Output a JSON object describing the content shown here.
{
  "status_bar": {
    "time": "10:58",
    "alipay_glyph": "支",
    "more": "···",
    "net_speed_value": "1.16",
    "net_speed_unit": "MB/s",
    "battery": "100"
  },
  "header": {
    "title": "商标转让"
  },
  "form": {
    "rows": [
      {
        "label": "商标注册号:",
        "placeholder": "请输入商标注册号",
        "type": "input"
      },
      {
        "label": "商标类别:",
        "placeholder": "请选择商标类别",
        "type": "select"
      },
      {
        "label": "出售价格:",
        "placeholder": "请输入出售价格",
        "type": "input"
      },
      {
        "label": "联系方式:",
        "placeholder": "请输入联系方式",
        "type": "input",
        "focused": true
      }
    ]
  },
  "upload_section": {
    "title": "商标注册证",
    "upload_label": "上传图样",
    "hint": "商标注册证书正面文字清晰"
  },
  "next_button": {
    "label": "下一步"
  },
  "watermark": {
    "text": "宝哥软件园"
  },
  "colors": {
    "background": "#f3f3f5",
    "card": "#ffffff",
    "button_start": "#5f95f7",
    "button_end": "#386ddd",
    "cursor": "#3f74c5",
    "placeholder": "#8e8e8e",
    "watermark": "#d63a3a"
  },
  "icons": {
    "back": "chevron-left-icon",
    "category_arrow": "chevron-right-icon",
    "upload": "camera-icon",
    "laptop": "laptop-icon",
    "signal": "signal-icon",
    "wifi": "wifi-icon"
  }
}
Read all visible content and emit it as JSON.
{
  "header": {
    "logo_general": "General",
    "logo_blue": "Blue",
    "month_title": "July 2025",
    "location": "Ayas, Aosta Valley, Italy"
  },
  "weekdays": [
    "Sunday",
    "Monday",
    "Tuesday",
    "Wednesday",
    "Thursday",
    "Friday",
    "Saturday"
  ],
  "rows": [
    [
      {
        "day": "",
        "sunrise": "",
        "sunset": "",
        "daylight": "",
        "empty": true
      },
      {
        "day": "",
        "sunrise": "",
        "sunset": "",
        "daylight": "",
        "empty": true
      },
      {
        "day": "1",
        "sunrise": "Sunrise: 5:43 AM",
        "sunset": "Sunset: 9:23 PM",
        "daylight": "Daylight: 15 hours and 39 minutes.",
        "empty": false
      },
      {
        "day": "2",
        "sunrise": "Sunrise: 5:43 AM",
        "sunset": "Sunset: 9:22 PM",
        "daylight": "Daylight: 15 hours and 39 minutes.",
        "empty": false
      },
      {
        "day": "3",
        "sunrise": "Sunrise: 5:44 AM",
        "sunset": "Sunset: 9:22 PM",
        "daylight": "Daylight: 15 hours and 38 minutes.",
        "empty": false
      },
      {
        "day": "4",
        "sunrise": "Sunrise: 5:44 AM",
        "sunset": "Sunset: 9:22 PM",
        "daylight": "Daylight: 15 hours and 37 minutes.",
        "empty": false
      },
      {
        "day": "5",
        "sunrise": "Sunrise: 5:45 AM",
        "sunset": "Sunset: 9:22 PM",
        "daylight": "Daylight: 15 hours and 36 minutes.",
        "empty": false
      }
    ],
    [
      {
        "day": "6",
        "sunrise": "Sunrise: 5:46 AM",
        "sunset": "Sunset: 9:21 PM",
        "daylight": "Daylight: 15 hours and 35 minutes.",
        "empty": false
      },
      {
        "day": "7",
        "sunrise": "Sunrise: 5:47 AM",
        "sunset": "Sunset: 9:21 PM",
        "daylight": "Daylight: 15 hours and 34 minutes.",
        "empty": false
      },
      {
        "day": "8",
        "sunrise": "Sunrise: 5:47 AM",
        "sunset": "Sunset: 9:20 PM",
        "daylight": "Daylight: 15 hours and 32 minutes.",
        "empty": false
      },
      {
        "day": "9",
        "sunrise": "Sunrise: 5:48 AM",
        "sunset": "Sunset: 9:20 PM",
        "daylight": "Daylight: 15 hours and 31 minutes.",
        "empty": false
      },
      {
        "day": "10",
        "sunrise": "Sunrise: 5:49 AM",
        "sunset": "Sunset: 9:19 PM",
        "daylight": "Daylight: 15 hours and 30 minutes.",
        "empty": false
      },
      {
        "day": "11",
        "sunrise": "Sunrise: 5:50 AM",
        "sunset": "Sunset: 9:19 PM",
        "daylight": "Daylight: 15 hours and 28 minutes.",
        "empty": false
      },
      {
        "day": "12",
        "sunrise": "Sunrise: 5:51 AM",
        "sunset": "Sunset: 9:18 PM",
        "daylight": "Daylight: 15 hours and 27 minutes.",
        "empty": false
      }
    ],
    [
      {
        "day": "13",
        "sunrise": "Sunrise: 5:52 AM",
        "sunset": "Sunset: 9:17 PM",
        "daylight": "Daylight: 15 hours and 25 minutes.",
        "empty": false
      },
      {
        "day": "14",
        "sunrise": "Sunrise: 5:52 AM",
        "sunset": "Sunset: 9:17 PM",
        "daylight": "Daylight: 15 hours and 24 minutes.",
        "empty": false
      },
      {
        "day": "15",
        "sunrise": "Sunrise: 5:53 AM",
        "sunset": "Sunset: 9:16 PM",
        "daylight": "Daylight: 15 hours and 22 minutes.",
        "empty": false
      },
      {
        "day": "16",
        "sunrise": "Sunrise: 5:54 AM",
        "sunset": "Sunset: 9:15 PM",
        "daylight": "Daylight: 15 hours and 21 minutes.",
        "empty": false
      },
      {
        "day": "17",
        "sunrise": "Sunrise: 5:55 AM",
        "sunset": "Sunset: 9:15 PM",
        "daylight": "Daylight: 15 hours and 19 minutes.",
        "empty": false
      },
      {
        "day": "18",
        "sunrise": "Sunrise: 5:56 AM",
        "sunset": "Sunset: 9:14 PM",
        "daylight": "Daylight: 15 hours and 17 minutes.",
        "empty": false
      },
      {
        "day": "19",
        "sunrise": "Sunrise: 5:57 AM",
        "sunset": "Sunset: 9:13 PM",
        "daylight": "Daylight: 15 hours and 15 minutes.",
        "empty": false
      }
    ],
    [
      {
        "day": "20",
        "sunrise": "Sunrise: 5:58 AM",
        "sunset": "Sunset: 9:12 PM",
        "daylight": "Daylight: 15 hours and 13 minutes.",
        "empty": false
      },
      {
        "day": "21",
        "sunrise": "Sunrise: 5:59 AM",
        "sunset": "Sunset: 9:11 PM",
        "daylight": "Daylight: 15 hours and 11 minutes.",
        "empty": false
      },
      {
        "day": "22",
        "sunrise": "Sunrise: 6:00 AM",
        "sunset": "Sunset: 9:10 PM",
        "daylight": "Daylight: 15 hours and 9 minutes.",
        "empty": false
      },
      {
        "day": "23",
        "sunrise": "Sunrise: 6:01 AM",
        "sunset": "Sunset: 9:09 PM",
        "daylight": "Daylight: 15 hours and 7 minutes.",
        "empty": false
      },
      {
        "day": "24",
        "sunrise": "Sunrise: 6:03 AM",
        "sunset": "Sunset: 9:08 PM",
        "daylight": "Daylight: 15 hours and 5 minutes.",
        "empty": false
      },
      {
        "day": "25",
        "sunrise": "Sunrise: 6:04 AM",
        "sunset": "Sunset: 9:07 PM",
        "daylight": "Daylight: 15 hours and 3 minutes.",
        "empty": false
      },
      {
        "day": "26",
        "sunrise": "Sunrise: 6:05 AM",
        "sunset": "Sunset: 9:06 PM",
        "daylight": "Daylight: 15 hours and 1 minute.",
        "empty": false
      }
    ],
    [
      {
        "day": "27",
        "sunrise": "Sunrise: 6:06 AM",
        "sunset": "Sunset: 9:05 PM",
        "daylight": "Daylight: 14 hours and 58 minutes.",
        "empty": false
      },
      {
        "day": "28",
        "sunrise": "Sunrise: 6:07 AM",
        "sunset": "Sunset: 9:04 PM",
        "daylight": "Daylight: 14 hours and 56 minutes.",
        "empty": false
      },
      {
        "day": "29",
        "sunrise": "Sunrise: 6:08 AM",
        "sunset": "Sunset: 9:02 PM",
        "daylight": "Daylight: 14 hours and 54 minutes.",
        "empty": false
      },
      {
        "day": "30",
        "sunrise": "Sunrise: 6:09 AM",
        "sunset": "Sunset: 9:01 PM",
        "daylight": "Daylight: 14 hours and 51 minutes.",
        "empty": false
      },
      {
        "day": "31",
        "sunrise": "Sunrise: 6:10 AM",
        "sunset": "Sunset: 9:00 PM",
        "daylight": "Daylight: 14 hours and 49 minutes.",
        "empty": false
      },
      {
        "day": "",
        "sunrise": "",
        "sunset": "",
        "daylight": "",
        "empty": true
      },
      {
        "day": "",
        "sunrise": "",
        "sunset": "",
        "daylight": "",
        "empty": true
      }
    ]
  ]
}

▶ _Task brief_
Every line in the data above that contains "JSON" needs to be copied.

▶ _Final result_
Output a JSON object describing the content shown here.
Read all visible content and emit it as JSON.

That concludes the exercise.